-- Stored records --
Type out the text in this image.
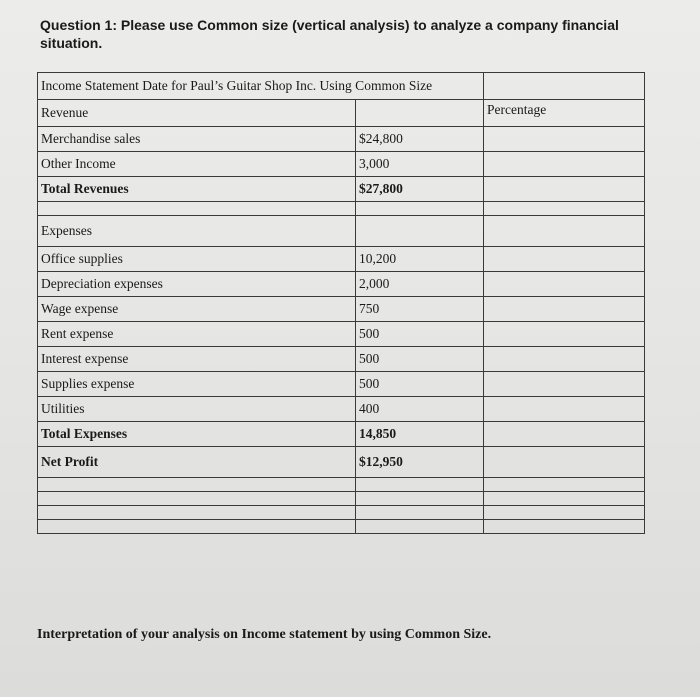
Question 1: Please use Common size (vertical analysis) to analyze a company financial situation.
Income Statement Date for Paul’s Guitar Shop Inc. Using Common Size		
Revenue		Percentage
Merchandise sales	$24,800	
Other Income	3,000	
Total Revenues	$27,800	

Expenses		
Office supplies	10,200	
Depreciation expenses	2,000	
Wage expense	750	
Rent expense	500	
Interest expense	500	
Supplies expense	500	
Utilities	400	
Total Expenses	14,850	
Net Profit	$12,950	

Interpretation of your analysis on Income statement by using Common Size.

-- EXERCISE DETAILS --
Search the lines above for the string "Total" and copy each line that has it.

-- CORRECT RESULT --
Total Revenues	$27,800	
Total Expenses	14,850	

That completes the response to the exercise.